• WRITTEN TASK: Make an exact transcription of the material, leaving out all images.

• TASK INPUTS:

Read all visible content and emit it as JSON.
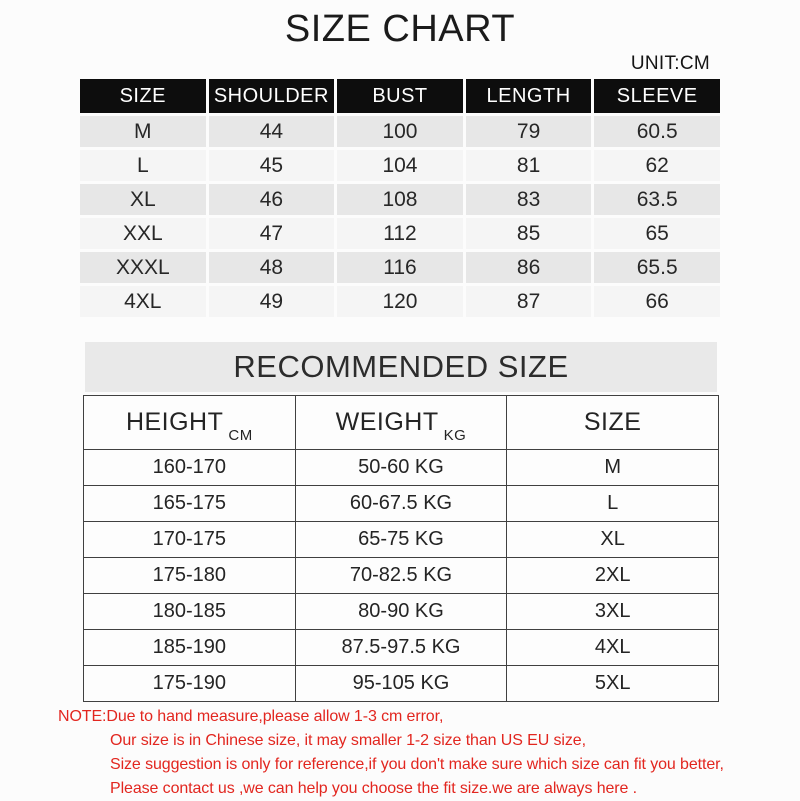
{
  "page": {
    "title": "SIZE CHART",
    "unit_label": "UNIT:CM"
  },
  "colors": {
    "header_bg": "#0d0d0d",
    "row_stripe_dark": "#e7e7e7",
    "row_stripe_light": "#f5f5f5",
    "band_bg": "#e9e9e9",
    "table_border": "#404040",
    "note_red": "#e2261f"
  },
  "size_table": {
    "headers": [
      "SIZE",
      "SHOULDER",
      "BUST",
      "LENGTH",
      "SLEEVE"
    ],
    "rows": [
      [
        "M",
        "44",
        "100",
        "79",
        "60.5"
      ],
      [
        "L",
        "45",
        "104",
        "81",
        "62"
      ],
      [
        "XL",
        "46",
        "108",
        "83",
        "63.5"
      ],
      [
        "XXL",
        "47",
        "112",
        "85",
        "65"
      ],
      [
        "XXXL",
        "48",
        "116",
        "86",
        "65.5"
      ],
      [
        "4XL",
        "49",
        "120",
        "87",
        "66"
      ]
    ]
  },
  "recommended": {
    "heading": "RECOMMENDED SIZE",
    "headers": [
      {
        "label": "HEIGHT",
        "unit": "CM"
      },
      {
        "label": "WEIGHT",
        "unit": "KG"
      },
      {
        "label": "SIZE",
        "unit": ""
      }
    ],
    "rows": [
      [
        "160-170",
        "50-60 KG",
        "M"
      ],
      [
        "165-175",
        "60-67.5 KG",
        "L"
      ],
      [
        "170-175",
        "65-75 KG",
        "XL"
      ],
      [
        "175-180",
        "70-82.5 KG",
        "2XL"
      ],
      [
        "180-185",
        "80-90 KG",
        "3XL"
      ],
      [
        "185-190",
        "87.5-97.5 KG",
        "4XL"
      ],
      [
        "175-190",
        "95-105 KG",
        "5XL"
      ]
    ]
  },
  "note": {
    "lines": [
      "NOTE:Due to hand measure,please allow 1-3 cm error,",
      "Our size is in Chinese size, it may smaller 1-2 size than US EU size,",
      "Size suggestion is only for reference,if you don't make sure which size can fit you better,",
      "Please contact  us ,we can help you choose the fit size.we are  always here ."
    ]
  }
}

• REPLY:
Read all visible content and emit it as JSON.
{
  "page": {
    "title": "SIZE CHART",
    "unit_label": "UNIT:CM"
  },
  "colors": {
    "header_bg": "#0d0d0d",
    "row_stripe_dark": "#e7e7e7",
    "row_stripe_light": "#f5f5f5",
    "band_bg": "#e9e9e9",
    "table_border": "#404040",
    "note_red": "#e2261f"
  },
  "size_table": {
    "headers": [
      "SIZE",
      "SHOULDER",
      "BUST",
      "LENGTH",
      "SLEEVE"
    ],
    "rows": [
      [
        "M",
        "44",
        "100",
        "79",
        "60.5"
      ],
      [
        "L",
        "45",
        "104",
        "81",
        "62"
      ],
      [
        "XL",
        "46",
        "108",
        "83",
        "63.5"
      ],
      [
        "XXL",
        "47",
        "112",
        "85",
        "65"
      ],
      [
        "XXXL",
        "48",
        "116",
        "86",
        "65.5"
      ],
      [
        "4XL",
        "49",
        "120",
        "87",
        "66"
      ]
    ]
  },
  "recommended": {
    "heading": "RECOMMENDED SIZE",
    "headers": [
      {
        "label": "HEIGHT",
        "unit": "CM"
      },
      {
        "label": "WEIGHT",
        "unit": "KG"
      },
      {
        "label": "SIZE",
        "unit": ""
      }
    ],
    "rows": [
      [
        "160-170",
        "50-60 KG",
        "M"
      ],
      [
        "165-175",
        "60-67.5 KG",
        "L"
      ],
      [
        "170-175",
        "65-75 KG",
        "XL"
      ],
      [
        "175-180",
        "70-82.5 KG",
        "2XL"
      ],
      [
        "180-185",
        "80-90 KG",
        "3XL"
      ],
      [
        "185-190",
        "87.5-97.5 KG",
        "4XL"
      ],
      [
        "175-190",
        "95-105 KG",
        "5XL"
      ]
    ]
  },
  "note": {
    "lines": [
      "NOTE:Due to hand measure,please allow 1-3 cm error,",
      "Our size is in Chinese size, it may smaller 1-2 size than US EU size,",
      "Size suggestion is only for reference,if you don't make sure which size can fit you better,",
      "Please contact  us ,we can help you choose the fit size.we are  always here ."
    ]
  }
}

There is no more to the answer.